_RECORDS_.
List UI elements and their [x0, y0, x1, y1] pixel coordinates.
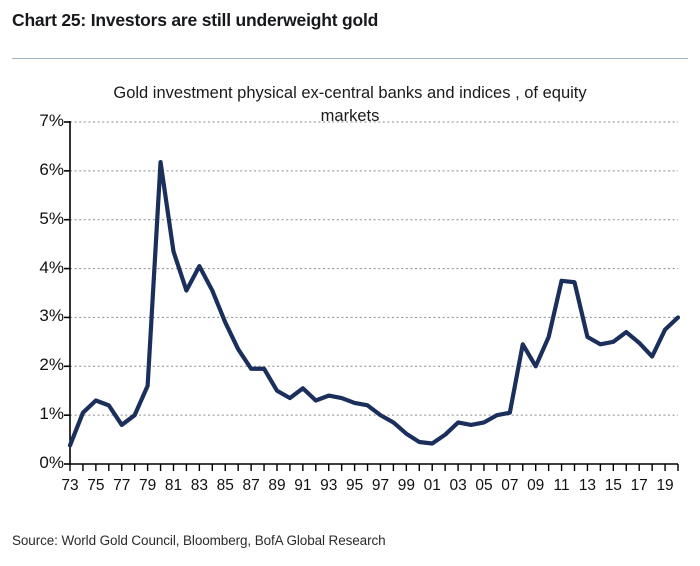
x-axis-tick-label: 01 [424, 478, 441, 494]
y-axis-tick-label: 4% [20, 259, 64, 276]
y-axis-tick-label: 6% [20, 161, 64, 178]
x-axis-tick-label: 97 [372, 478, 389, 494]
x-axis-tick-label: 77 [113, 478, 130, 494]
x-axis-tick-label: 95 [346, 478, 363, 494]
x-axis-tick-label: 91 [294, 478, 311, 494]
x-axis-tick-label: 13 [579, 478, 596, 494]
chart-page: Chart 25: Investors are still underweigh… [0, 0, 700, 566]
x-axis-tick-label: 83 [191, 478, 208, 494]
x-axis-tick-label: 87 [242, 478, 259, 494]
x-axis-tick-label: 07 [501, 478, 518, 494]
x-axis-tick-label: 81 [165, 478, 182, 494]
source-note: Source: World Gold Council, Bloomberg, B… [12, 533, 386, 548]
y-axis-tick-label: 3% [20, 307, 64, 324]
x-axis-tick-label: 75 [87, 478, 104, 494]
x-axis-tick-label: 93 [320, 478, 337, 494]
y-axis-tick-label: 5% [20, 210, 64, 227]
x-axis-tick-label: 89 [268, 478, 285, 494]
x-axis-tick-label: 15 [605, 478, 622, 494]
x-axis-tick-label: 99 [398, 478, 415, 494]
data-series-line [70, 162, 678, 445]
x-axis-tick-label: 19 [656, 478, 673, 494]
y-axis-tick-label: 0% [20, 454, 64, 471]
x-axis-tick-label: 79 [139, 478, 156, 494]
y-axis-tick-label: 1% [20, 405, 64, 422]
x-axis-tick-label: 17 [631, 478, 648, 494]
x-axis-tick-label: 11 [554, 478, 570, 494]
y-axis-tick-label: 2% [20, 356, 64, 373]
x-axis-tick-label: 85 [217, 478, 234, 494]
x-axis-tick-label: 09 [527, 478, 544, 494]
x-axis-tick-label: 05 [475, 478, 492, 494]
x-axis-tick-label: 73 [61, 478, 78, 494]
y-axis-tick-label: 7% [20, 112, 64, 129]
x-axis-tick-label: 03 [449, 478, 466, 494]
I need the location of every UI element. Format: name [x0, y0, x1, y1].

_GOAL OF THE EXERCISE_. Can you render every item above as a numbered list of its lines, skipping blank lines and leaving out the pictures?

_WRITTEN SOLUTION_.
1. List UI elements and their [x0, y0, x1, y1] pixel coordinates.
2. x-axis-tick-label: 01 [424, 478, 441, 494]
3. y-axis-tick-label: 4% [20, 259, 64, 276]
4. y-axis-tick-label: 6% [20, 161, 64, 178]
5. x-axis-tick-label: 97 [372, 478, 389, 494]
6. x-axis-tick-label: 77 [113, 478, 130, 494]
7. x-axis-tick-label: 95 [346, 478, 363, 494]
8. x-axis-tick-label: 91 [294, 478, 311, 494]
9. x-axis-tick-label: 13 [579, 478, 596, 494]
10. chart-page: Chart 25: Investors are still underweigh… [0, 0, 700, 566]
11. x-axis-tick-label: 83 [191, 478, 208, 494]
12. x-axis-tick-label: 87 [242, 478, 259, 494]
13. x-axis-tick-label: 07 [501, 478, 518, 494]
14. x-axis-tick-label: 81 [165, 478, 182, 494]
15. source-note: Source: World Gold Council, Bloomberg, B… [12, 533, 386, 548]
16. y-axis-tick-label: 3% [20, 307, 64, 324]
17. x-axis-tick-label: 75 [87, 478, 104, 494]
18. x-axis-tick-label: 93 [320, 478, 337, 494]
19. y-axis-tick-label: 5% [20, 210, 64, 227]
20. x-axis-tick-label: 89 [268, 478, 285, 494]
21. x-axis-tick-label: 15 [605, 478, 622, 494]
22. x-axis-tick-label: 99 [398, 478, 415, 494]
23. data-series-line [70, 162, 678, 445]
24. x-axis-tick-label: 19 [656, 478, 673, 494]
25. y-axis-tick-label: 0% [20, 454, 64, 471]
26. x-axis-tick-label: 79 [139, 478, 156, 494]
27. y-axis-tick-label: 1% [20, 405, 64, 422]
28. x-axis-tick-label: 17 [631, 478, 648, 494]
29. x-axis-tick-label: 11 [554, 478, 570, 494]
30. y-axis-tick-label: 2% [20, 356, 64, 373]
31. x-axis-tick-label: 85 [217, 478, 234, 494]
32. x-axis-tick-label: 09 [527, 478, 544, 494]
33. x-axis-tick-label: 05 [475, 478, 492, 494]
34. x-axis-tick-label: 73 [61, 478, 78, 494]
35. y-axis-tick-label: 7% [20, 112, 64, 129]
36. x-axis-tick-label: 03 [449, 478, 466, 494]
37. I need the location of every UI element. Format: name [x0, y0, x1, y1].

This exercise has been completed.